» **What is needed**:
Below are the entries; state how many of their lines contain the string "text", and nothing more.

──────── Data to process

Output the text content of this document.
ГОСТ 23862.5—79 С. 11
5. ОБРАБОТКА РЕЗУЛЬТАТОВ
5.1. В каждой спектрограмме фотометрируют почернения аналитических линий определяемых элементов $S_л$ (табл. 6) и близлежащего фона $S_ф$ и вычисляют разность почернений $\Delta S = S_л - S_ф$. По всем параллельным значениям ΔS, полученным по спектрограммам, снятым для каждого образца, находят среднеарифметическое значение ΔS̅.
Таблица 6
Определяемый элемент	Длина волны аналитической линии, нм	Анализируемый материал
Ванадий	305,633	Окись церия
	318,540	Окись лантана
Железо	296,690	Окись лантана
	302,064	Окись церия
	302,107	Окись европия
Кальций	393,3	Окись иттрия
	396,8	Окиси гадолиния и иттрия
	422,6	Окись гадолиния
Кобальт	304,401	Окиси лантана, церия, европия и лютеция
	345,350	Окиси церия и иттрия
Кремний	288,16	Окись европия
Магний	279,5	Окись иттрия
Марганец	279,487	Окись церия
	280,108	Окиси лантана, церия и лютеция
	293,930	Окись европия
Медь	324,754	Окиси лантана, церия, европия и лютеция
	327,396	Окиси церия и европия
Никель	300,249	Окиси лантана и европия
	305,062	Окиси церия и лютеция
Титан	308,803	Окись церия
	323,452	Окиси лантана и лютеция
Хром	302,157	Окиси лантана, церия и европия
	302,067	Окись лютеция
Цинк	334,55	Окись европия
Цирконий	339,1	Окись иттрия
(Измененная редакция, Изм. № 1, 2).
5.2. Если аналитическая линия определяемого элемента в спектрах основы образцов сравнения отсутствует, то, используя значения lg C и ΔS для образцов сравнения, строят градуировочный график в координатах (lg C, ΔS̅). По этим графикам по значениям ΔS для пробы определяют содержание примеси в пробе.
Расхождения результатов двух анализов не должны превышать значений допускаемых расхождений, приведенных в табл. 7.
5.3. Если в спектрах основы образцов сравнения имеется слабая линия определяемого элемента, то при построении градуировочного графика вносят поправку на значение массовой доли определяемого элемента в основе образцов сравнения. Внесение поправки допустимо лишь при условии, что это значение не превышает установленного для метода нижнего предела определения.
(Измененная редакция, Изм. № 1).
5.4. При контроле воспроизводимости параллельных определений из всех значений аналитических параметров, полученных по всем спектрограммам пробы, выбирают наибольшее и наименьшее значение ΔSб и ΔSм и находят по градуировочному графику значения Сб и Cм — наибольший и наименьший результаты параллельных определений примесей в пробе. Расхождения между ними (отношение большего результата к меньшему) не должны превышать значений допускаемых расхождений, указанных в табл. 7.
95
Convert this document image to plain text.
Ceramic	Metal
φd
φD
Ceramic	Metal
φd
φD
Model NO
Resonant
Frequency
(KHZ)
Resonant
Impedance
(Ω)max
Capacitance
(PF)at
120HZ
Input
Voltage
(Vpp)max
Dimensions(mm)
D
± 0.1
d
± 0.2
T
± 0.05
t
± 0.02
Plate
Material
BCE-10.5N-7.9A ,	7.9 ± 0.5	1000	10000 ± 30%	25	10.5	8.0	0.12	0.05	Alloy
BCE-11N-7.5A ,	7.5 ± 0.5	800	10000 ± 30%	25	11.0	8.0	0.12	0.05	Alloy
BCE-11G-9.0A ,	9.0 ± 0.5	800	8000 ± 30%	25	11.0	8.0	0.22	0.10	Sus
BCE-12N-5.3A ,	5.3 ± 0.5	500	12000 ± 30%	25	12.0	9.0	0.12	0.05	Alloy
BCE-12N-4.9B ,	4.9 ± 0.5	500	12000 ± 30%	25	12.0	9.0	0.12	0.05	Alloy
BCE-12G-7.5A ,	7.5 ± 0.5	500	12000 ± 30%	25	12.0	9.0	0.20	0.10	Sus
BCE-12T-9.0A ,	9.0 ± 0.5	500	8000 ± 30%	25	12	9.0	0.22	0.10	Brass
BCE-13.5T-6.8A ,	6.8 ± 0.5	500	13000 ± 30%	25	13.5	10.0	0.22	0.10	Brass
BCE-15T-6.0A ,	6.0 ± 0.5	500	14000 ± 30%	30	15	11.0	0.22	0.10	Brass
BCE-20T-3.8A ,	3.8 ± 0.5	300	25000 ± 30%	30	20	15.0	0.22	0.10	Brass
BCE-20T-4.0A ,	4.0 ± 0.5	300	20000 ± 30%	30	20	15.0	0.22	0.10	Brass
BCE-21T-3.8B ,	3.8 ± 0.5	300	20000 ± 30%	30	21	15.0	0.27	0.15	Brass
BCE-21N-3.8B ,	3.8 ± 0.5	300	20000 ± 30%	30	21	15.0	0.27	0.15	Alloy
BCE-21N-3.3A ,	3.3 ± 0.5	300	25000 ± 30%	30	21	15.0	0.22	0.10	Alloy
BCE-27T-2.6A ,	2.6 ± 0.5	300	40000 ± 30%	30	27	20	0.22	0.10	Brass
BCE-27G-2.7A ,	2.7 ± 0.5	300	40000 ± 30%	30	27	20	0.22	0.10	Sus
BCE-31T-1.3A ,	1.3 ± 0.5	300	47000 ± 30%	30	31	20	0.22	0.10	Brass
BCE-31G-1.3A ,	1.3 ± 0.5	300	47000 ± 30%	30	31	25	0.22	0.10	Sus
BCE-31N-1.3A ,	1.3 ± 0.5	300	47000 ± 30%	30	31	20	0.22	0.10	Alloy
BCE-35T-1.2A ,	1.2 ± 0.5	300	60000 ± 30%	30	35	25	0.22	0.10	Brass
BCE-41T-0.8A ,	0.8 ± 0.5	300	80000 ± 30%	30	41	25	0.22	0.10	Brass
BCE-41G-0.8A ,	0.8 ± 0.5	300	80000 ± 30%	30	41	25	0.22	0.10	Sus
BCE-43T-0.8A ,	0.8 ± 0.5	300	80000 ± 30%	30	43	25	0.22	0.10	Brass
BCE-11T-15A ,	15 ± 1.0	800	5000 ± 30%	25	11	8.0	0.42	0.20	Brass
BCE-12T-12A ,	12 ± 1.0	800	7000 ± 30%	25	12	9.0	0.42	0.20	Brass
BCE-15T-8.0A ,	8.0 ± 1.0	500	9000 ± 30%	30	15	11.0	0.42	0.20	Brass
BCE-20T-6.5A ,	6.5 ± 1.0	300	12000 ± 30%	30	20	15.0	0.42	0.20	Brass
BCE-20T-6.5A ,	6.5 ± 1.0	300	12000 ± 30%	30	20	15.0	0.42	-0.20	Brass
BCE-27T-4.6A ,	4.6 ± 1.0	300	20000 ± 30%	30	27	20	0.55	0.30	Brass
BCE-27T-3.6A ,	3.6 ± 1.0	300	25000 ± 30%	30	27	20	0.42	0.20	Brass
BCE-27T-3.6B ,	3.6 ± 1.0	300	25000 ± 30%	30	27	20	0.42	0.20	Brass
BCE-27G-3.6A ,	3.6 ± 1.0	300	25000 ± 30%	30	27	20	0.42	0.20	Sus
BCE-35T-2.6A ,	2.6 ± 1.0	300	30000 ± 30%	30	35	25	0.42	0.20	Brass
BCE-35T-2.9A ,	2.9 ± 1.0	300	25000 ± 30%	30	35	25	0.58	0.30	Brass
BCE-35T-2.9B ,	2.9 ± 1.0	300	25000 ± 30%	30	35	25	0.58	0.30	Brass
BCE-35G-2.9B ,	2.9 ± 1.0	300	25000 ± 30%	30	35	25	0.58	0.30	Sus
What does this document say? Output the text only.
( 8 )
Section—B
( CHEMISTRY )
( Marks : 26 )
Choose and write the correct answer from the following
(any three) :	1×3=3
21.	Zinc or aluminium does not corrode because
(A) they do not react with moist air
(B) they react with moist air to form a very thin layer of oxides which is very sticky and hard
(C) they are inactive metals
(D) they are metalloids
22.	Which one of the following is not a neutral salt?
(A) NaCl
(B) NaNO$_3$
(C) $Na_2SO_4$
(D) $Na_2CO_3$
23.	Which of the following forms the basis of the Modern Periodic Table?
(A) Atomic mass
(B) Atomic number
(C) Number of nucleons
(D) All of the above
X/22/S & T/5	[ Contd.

────────────────

» **The output**:
3